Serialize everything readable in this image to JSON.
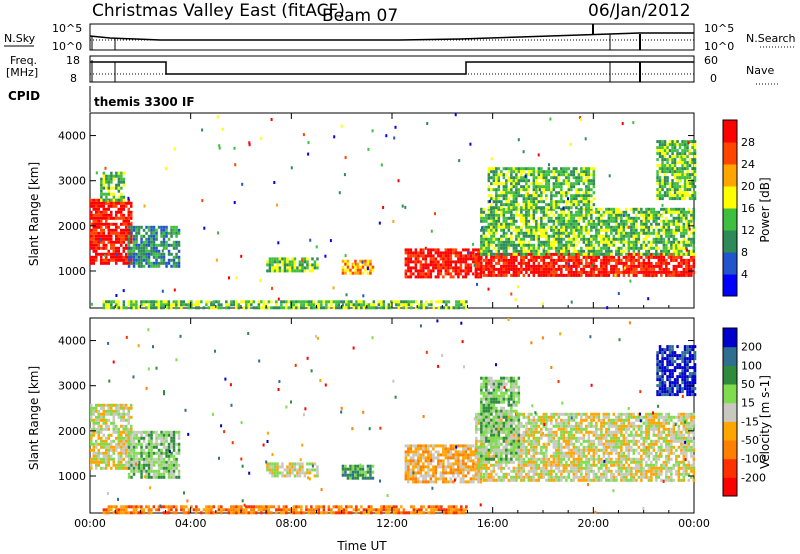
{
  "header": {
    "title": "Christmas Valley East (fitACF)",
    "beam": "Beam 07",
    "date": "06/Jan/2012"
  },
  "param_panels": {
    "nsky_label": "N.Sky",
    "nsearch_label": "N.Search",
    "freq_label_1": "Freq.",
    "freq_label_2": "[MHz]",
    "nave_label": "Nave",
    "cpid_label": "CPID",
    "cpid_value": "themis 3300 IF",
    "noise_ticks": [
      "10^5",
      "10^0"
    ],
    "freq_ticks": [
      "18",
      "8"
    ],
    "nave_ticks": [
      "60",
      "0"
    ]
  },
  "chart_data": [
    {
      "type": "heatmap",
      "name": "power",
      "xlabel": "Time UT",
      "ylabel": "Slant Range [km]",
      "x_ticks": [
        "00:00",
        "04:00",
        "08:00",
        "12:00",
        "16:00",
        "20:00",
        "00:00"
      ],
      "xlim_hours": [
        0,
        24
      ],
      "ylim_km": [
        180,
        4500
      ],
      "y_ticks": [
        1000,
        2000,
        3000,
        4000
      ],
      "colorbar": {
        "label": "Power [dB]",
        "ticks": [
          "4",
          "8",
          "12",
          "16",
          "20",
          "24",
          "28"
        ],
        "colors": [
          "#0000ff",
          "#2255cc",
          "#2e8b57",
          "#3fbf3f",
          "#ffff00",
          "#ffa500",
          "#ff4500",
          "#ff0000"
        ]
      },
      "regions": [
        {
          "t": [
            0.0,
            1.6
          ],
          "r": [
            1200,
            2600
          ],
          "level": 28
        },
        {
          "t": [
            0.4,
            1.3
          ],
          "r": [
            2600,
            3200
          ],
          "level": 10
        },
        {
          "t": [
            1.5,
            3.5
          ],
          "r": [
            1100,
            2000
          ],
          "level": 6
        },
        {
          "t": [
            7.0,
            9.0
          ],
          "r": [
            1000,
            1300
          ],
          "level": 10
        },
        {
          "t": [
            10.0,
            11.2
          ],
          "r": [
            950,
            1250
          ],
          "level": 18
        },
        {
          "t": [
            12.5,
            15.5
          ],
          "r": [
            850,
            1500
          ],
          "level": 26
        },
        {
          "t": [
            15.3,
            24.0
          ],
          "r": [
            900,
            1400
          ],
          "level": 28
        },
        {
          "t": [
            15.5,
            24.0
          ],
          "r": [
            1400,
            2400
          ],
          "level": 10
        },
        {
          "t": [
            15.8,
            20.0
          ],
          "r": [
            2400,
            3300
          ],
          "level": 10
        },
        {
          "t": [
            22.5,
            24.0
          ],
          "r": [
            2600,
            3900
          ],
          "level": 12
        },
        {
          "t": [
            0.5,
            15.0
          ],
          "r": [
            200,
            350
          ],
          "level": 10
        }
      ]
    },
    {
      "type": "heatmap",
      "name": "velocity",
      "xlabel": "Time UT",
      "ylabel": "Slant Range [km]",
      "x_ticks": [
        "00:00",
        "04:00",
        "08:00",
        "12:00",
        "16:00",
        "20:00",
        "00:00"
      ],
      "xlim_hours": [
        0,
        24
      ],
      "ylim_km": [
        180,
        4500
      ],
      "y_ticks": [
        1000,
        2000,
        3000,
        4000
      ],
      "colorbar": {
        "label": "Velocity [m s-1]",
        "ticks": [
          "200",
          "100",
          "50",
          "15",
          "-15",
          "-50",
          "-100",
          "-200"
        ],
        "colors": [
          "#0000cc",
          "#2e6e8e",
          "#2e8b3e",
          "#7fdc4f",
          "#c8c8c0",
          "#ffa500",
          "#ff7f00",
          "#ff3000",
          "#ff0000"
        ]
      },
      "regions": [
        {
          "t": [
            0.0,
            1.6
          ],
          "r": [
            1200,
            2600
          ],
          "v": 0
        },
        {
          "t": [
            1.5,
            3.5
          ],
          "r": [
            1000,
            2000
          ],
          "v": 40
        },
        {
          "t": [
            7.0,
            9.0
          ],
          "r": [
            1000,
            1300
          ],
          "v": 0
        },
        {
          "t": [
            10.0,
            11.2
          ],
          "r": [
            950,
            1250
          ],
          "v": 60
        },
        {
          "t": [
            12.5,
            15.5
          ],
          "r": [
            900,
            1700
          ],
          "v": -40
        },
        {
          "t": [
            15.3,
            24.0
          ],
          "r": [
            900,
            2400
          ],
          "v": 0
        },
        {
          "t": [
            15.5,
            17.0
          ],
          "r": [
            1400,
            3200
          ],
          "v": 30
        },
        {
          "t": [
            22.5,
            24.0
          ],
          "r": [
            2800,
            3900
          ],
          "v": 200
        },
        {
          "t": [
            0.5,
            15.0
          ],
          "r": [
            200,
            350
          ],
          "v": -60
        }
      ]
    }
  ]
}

****

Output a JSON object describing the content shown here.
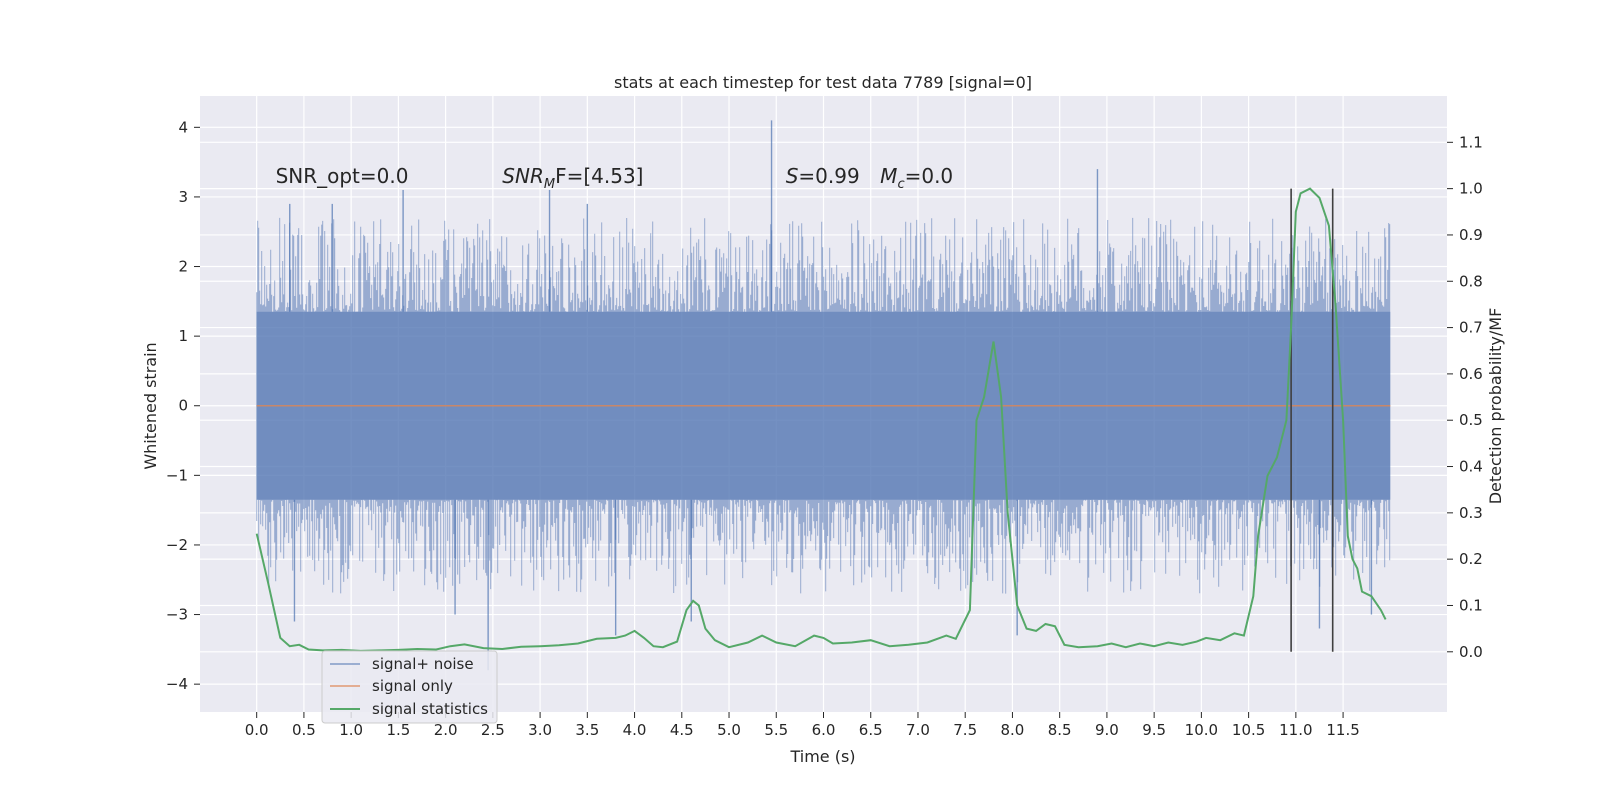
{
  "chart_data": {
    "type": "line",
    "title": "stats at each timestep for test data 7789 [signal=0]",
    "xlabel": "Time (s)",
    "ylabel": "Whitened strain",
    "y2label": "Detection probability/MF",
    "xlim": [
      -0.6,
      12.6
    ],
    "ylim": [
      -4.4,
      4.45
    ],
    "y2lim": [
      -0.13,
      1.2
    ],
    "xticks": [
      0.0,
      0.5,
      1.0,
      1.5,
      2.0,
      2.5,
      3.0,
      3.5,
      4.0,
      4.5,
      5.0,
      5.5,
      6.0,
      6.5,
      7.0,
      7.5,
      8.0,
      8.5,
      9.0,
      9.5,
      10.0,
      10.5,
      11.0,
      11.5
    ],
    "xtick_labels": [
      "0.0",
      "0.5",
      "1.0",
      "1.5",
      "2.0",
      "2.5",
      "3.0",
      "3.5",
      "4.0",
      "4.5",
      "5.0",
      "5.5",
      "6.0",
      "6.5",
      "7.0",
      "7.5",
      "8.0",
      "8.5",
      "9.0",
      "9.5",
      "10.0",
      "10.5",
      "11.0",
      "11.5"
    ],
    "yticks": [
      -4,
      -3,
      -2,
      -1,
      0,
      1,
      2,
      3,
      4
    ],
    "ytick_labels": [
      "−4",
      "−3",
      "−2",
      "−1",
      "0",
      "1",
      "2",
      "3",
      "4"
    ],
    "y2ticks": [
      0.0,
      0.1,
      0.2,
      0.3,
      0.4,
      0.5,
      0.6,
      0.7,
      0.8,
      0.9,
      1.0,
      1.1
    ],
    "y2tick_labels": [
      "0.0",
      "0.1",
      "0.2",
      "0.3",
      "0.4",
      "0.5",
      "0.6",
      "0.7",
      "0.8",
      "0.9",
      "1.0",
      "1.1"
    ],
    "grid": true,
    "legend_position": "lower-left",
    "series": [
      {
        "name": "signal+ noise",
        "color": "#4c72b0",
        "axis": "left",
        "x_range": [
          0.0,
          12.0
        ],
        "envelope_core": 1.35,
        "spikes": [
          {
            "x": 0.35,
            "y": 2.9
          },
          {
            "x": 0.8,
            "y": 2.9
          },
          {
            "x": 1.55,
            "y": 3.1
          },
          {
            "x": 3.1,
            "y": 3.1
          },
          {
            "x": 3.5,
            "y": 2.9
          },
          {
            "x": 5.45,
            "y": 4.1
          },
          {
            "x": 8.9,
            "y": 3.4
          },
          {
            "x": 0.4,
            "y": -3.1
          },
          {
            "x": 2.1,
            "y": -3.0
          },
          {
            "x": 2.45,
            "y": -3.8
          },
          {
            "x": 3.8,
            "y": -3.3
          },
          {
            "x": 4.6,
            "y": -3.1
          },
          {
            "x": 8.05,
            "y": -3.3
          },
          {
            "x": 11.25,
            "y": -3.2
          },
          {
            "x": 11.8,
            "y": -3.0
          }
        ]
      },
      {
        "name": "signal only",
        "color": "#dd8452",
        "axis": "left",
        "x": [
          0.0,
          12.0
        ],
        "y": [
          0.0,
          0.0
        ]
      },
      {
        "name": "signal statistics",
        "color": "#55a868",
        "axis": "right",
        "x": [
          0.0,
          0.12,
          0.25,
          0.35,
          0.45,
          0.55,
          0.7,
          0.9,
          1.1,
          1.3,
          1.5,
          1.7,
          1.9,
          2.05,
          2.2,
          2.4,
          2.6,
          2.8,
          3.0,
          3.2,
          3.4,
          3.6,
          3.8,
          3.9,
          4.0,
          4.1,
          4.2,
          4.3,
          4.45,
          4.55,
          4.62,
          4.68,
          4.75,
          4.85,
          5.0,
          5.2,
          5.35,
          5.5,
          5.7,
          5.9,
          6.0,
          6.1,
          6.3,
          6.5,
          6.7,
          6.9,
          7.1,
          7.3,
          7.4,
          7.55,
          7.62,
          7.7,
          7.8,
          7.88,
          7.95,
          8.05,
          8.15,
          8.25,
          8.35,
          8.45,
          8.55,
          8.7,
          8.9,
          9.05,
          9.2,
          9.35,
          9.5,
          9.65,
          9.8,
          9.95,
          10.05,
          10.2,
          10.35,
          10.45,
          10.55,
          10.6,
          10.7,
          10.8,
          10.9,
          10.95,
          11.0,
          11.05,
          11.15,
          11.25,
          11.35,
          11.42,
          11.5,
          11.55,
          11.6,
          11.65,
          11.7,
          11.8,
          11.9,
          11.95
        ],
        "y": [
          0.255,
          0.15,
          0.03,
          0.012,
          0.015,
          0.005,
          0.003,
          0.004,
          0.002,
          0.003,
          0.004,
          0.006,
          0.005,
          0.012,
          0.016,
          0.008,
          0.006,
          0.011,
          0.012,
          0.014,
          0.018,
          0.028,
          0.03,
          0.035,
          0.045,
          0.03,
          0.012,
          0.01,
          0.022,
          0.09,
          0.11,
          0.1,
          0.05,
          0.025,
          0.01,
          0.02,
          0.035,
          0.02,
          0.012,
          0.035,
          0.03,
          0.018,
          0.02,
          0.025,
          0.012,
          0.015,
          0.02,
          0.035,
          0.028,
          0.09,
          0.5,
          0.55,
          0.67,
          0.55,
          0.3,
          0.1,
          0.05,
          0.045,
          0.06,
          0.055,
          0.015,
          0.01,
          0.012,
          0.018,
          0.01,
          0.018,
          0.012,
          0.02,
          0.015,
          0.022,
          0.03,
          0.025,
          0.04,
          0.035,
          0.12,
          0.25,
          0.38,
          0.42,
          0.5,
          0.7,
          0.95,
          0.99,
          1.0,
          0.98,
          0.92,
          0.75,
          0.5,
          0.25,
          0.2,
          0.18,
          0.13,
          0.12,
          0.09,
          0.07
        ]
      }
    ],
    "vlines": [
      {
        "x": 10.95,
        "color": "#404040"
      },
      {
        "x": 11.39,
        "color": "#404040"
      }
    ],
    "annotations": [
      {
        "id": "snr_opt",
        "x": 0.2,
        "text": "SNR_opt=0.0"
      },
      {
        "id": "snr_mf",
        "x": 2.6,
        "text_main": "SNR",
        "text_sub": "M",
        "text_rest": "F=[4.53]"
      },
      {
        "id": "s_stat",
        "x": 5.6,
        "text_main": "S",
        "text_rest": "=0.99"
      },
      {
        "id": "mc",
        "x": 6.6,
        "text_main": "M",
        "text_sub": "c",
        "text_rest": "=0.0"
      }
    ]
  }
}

****

• Your goal:
Say how many lines contain "JSON", and give nothing but that number.

• Exercise result:
2